▶ **DATA FOR THIS EXERCISE**
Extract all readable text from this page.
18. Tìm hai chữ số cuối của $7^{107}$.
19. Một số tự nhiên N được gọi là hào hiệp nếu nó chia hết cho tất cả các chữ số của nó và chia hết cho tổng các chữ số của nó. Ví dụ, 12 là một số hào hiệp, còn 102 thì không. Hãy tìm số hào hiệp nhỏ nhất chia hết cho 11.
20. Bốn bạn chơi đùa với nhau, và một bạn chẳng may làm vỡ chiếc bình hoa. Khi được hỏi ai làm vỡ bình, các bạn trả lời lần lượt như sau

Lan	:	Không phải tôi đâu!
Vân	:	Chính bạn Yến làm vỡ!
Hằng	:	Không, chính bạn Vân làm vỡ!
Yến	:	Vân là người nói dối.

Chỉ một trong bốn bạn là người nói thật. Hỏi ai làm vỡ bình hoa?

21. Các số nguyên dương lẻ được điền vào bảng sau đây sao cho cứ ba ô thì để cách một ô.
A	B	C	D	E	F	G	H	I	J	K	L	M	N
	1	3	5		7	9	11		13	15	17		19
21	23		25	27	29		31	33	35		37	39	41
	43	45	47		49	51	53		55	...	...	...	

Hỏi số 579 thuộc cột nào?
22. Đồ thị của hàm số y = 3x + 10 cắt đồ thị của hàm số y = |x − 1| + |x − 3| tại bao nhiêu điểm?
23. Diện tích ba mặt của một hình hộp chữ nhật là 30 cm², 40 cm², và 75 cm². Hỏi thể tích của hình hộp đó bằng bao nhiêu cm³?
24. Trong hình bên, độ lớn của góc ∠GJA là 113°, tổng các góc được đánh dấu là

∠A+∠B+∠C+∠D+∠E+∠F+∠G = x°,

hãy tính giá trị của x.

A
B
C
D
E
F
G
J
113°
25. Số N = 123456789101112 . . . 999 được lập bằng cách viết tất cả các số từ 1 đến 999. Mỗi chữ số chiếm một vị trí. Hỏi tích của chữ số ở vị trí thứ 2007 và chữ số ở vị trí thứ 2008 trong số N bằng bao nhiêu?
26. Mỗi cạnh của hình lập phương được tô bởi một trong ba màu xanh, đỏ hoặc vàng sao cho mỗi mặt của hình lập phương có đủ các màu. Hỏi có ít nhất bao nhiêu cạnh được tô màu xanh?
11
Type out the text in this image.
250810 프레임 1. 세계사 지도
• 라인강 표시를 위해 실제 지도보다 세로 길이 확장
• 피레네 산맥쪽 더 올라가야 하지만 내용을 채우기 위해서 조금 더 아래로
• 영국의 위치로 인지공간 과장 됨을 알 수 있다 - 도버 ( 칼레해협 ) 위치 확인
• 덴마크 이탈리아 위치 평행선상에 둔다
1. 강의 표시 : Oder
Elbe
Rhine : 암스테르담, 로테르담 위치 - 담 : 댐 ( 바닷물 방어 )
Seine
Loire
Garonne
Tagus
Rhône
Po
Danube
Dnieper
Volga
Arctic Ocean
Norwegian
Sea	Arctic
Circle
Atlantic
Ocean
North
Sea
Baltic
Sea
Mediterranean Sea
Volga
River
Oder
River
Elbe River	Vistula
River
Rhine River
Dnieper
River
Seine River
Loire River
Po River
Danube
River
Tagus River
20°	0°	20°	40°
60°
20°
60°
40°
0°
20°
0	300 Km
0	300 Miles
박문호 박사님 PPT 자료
* * *
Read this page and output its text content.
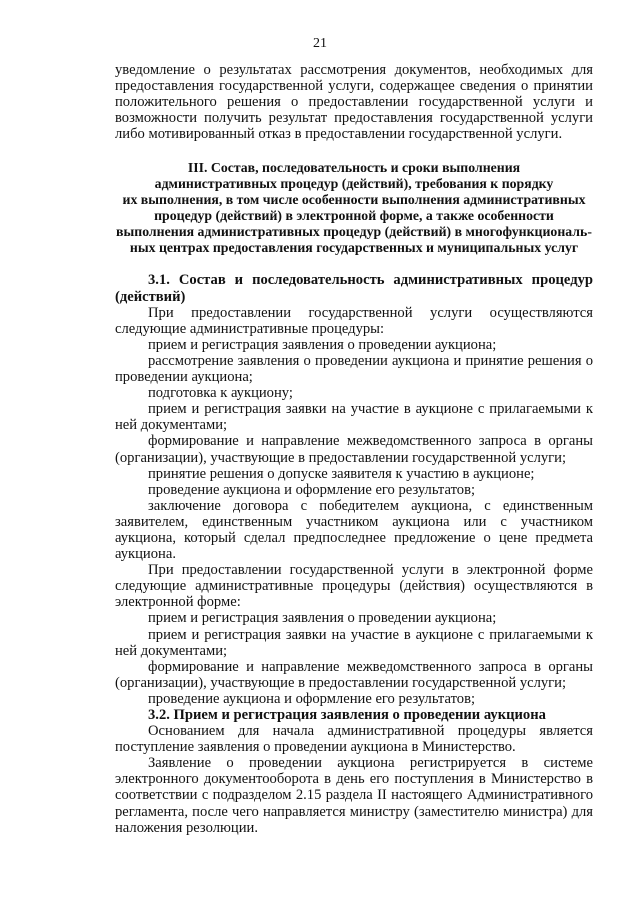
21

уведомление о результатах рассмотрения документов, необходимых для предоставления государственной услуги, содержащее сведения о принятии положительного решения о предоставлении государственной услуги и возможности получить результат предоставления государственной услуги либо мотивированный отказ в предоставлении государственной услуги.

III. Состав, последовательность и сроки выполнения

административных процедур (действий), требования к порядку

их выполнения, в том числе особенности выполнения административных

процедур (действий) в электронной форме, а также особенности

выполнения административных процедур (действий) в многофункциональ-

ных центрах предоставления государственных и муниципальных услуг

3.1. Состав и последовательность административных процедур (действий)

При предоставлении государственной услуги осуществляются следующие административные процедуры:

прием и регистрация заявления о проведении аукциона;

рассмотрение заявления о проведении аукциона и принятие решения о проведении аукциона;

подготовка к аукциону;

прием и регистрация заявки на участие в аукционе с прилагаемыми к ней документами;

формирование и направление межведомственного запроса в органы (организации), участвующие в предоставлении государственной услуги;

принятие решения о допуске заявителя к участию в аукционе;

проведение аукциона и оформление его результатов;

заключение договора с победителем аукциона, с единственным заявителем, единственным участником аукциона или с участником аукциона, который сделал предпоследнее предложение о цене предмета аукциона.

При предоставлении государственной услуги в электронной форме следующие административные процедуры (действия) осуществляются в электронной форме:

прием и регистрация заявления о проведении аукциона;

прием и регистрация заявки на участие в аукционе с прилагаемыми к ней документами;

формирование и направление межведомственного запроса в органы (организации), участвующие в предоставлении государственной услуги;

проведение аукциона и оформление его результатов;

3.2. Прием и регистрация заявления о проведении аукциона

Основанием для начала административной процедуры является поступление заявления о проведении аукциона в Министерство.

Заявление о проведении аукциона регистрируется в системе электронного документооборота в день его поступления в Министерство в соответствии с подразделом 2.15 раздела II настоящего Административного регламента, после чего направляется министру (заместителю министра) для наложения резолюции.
...
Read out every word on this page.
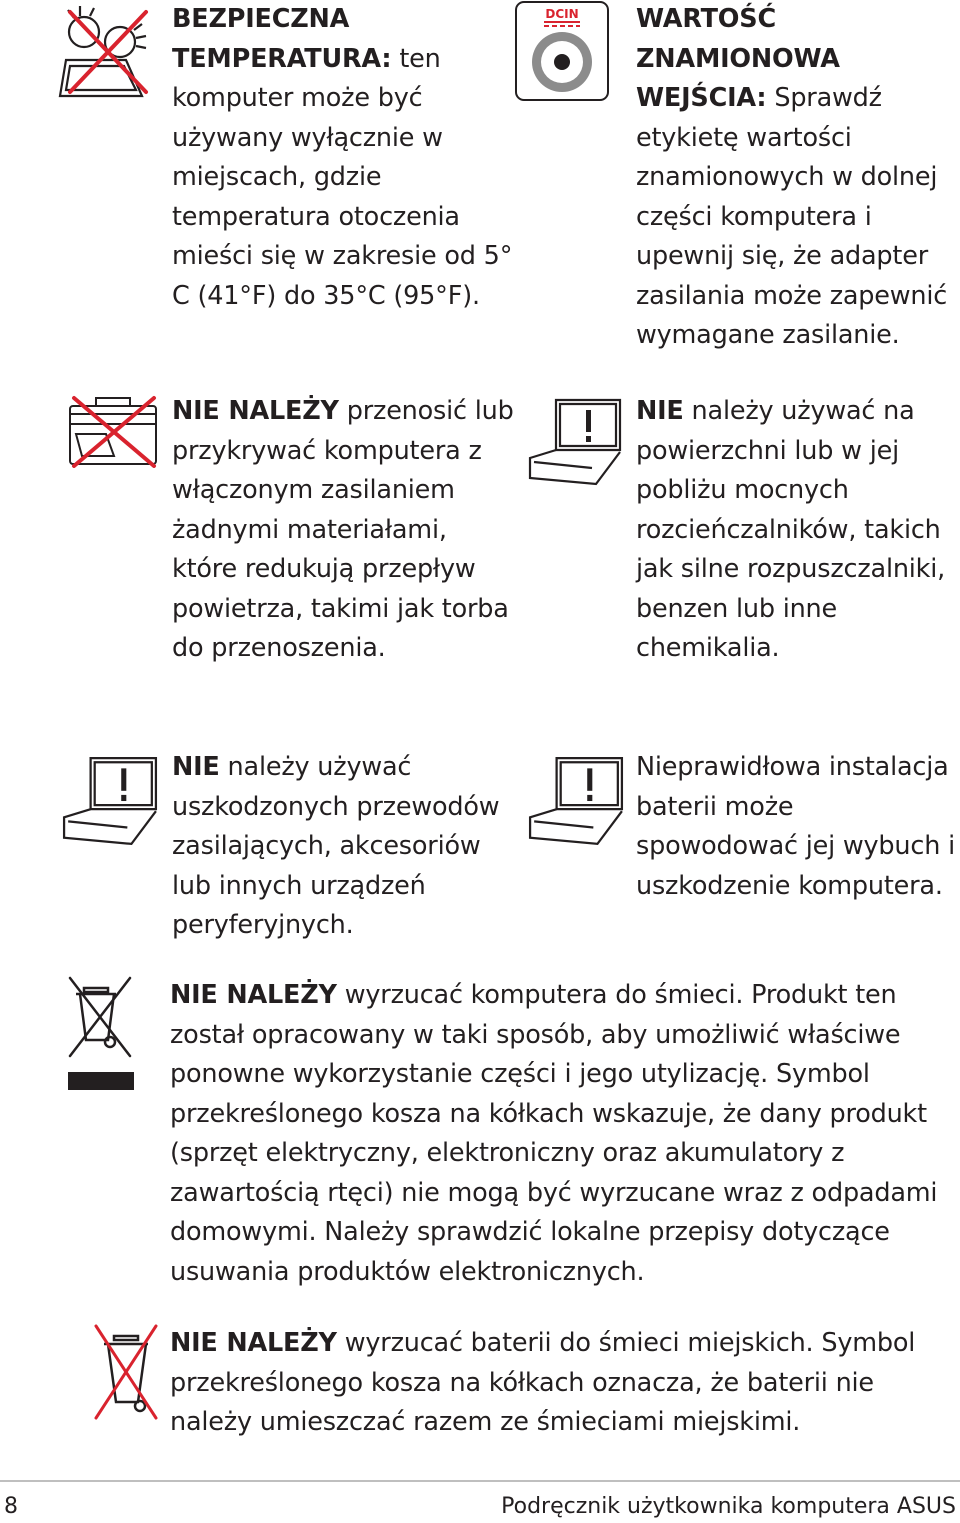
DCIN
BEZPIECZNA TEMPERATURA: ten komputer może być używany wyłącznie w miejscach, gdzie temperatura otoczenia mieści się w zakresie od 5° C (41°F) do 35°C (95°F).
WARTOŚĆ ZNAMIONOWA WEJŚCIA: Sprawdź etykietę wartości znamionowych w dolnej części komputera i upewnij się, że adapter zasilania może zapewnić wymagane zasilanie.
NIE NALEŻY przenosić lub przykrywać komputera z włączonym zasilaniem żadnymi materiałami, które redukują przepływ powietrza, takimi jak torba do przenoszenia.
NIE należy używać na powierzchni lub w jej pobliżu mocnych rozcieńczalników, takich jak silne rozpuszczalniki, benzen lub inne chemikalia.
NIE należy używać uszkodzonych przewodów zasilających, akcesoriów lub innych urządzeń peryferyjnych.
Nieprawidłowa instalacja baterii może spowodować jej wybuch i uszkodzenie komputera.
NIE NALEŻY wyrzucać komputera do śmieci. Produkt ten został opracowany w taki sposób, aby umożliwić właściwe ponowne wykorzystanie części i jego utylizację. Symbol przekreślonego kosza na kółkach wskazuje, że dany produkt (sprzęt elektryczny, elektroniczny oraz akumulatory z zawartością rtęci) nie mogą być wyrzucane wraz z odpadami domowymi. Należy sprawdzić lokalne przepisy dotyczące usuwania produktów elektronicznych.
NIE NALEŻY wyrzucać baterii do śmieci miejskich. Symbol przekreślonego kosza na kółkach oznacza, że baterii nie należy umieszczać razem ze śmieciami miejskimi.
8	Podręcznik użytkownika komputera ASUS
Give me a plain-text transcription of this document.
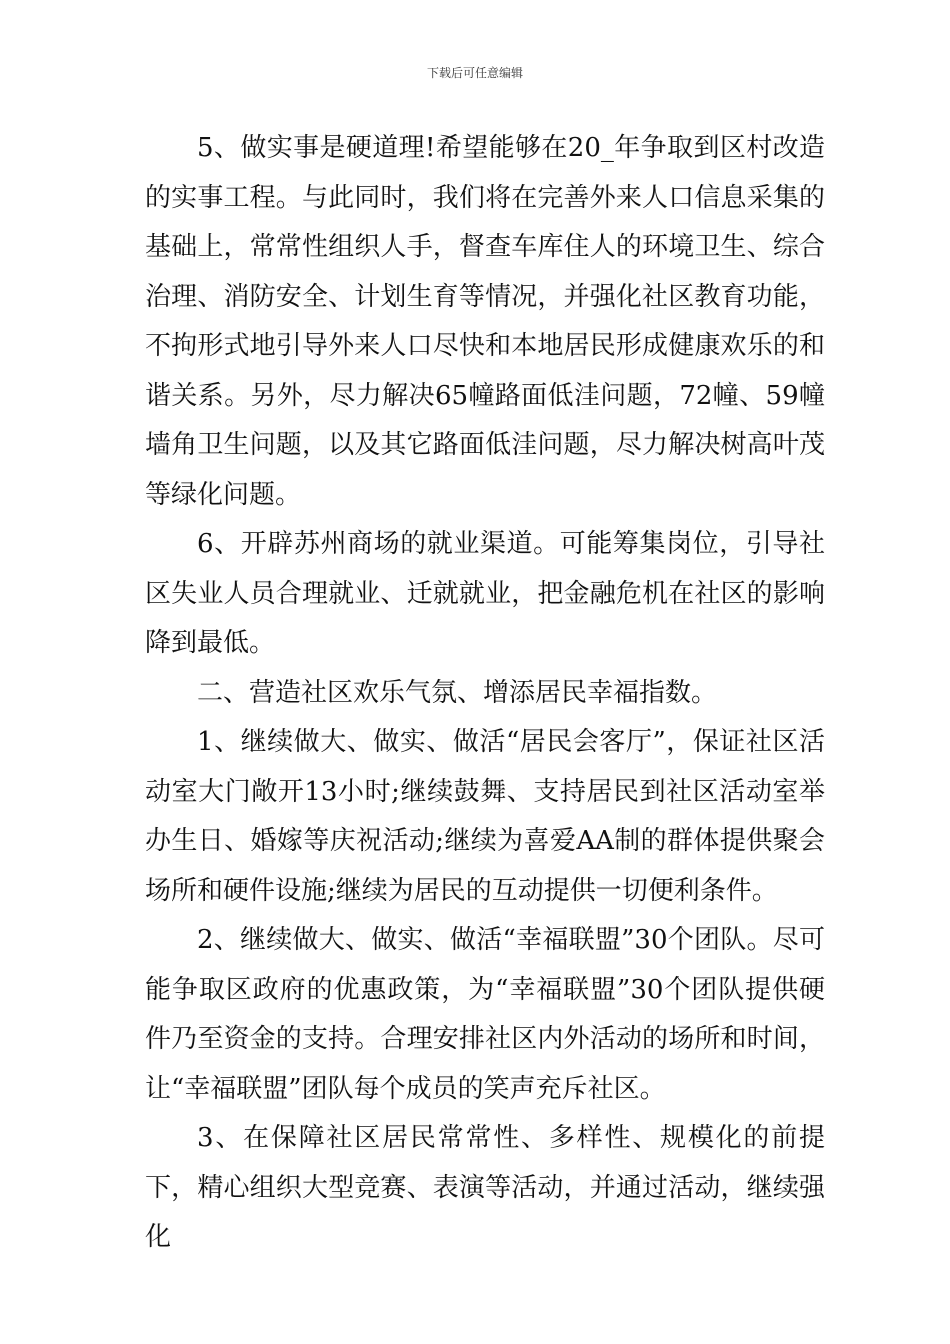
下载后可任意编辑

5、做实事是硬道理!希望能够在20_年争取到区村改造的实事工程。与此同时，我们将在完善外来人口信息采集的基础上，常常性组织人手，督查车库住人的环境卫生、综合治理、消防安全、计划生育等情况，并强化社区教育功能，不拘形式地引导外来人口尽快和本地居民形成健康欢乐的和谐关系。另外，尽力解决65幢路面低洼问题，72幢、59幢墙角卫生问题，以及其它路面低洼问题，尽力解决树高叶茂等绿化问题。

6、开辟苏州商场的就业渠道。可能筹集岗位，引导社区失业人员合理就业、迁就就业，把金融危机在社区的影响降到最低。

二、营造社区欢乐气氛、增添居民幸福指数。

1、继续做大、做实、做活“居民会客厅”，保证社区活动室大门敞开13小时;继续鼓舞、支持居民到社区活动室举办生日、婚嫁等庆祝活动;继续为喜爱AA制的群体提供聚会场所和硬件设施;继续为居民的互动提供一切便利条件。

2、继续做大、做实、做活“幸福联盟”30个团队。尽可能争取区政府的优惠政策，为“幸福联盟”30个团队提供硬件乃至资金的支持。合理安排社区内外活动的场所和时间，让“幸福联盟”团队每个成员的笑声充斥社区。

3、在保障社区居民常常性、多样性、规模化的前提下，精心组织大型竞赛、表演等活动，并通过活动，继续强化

▶ **SET EXERCISE**
Where a line holds the string "заявления", copy that line.

▶ **RESPONSE TO THIS EXERCISE**
прием и регистрация заявления о проведении аукциона;
рассмотрение заявления о проведении аукциона и принятие решения о проведении аукциона;
прием и регистрация заявления о проведении аукциона;
3.2. Прием и регистрация заявления о проведении аукциона
Основанием для начала административной процедуры является поступление заявления о проведении аукциона в Министерство.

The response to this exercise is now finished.